Determine the number of lines in these entries that hold the word "Other". Give the number and nothing more.

(Records supplied):
____________________

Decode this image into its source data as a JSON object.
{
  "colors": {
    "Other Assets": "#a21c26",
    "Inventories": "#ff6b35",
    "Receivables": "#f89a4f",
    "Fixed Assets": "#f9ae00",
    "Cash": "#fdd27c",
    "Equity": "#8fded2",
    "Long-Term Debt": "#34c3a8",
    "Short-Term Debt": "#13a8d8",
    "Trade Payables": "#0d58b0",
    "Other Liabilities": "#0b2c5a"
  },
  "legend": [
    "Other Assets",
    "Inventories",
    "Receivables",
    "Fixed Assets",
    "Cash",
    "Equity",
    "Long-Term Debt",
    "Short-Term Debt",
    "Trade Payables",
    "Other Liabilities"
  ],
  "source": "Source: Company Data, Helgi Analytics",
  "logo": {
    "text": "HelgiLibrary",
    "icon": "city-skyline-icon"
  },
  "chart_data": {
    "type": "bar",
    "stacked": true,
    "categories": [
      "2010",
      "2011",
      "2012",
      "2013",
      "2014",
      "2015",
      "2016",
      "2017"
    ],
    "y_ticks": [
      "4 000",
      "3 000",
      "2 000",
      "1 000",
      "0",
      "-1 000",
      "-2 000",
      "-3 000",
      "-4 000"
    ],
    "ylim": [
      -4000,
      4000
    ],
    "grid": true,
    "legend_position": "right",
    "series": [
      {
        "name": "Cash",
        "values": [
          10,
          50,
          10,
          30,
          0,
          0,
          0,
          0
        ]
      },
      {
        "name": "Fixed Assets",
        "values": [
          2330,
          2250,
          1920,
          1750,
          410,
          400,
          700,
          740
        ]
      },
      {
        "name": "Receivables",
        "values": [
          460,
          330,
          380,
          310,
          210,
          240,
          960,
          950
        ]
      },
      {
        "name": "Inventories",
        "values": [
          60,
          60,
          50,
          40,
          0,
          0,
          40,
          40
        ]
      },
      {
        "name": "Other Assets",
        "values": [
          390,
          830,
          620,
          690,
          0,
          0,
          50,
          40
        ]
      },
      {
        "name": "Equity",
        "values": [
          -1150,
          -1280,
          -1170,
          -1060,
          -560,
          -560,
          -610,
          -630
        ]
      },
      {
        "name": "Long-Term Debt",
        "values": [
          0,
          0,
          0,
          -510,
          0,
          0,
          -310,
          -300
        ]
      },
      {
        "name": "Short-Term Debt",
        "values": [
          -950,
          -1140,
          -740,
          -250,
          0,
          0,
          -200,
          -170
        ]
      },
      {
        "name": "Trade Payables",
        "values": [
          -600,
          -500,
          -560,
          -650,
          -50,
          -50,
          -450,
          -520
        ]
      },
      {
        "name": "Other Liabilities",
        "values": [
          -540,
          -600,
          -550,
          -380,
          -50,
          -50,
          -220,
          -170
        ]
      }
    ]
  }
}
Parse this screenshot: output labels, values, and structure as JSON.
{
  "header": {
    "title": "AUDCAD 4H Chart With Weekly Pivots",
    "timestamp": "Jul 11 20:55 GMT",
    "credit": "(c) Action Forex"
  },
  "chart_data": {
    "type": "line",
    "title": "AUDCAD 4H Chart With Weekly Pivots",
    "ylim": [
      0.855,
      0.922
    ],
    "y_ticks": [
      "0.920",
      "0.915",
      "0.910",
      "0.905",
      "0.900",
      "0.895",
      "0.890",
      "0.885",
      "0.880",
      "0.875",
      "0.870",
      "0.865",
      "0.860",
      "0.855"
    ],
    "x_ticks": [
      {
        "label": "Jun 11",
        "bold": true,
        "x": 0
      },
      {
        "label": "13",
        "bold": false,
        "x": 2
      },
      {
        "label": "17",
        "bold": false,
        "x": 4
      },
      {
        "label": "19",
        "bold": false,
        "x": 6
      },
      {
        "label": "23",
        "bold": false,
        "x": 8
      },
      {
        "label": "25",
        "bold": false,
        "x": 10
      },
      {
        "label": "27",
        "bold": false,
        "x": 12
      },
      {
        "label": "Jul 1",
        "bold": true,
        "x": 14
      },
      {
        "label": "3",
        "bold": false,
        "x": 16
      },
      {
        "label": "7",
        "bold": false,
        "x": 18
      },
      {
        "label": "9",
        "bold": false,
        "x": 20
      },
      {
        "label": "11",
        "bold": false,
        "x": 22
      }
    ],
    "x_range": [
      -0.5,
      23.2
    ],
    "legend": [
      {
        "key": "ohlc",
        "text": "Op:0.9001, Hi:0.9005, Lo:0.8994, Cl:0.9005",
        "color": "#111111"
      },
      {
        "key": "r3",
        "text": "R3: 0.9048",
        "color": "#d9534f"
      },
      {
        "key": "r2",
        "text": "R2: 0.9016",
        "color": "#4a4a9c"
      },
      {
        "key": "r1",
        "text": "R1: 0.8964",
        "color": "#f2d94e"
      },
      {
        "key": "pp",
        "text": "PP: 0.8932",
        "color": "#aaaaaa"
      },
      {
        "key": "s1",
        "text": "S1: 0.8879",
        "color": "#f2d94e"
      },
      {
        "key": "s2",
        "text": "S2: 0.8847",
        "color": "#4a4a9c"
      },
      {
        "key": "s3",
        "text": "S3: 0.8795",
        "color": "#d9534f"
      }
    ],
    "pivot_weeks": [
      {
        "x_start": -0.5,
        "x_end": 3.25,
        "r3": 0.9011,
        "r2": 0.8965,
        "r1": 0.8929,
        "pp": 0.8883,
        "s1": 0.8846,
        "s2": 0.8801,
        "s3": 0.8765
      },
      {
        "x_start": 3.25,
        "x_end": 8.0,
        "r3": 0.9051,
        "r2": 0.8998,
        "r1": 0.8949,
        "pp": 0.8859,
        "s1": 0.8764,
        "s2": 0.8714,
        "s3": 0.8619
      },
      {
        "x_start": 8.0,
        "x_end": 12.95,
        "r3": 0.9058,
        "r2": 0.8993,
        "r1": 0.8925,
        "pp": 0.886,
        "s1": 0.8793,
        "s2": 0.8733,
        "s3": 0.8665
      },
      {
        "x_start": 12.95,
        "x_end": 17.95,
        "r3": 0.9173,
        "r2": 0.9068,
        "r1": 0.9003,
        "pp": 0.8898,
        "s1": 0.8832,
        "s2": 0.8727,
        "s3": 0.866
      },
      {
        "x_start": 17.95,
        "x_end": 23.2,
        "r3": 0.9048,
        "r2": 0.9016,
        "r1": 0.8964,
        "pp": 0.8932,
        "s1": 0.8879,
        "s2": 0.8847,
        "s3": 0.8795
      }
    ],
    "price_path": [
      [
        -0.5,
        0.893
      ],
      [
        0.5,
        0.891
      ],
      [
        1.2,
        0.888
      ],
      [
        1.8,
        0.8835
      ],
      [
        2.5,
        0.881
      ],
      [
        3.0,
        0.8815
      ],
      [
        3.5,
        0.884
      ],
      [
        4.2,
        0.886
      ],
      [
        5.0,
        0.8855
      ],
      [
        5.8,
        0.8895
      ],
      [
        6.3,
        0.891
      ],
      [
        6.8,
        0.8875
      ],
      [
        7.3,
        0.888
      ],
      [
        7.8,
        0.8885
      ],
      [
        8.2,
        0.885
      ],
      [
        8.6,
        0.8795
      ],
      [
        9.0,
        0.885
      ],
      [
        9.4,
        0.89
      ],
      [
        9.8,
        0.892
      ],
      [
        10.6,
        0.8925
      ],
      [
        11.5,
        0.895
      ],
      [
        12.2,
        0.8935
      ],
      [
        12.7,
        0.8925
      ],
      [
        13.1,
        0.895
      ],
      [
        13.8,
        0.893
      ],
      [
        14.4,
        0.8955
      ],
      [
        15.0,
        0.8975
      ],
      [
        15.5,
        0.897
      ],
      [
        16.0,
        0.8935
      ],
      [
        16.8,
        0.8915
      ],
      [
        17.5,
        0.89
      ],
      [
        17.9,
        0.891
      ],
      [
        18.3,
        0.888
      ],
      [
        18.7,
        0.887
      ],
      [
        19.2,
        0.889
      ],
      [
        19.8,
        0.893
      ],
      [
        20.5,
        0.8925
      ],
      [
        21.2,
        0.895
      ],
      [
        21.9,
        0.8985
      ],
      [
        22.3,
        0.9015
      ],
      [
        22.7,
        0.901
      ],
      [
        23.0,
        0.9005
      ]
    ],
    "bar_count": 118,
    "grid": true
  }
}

____________________

(Solution for this exercise):
6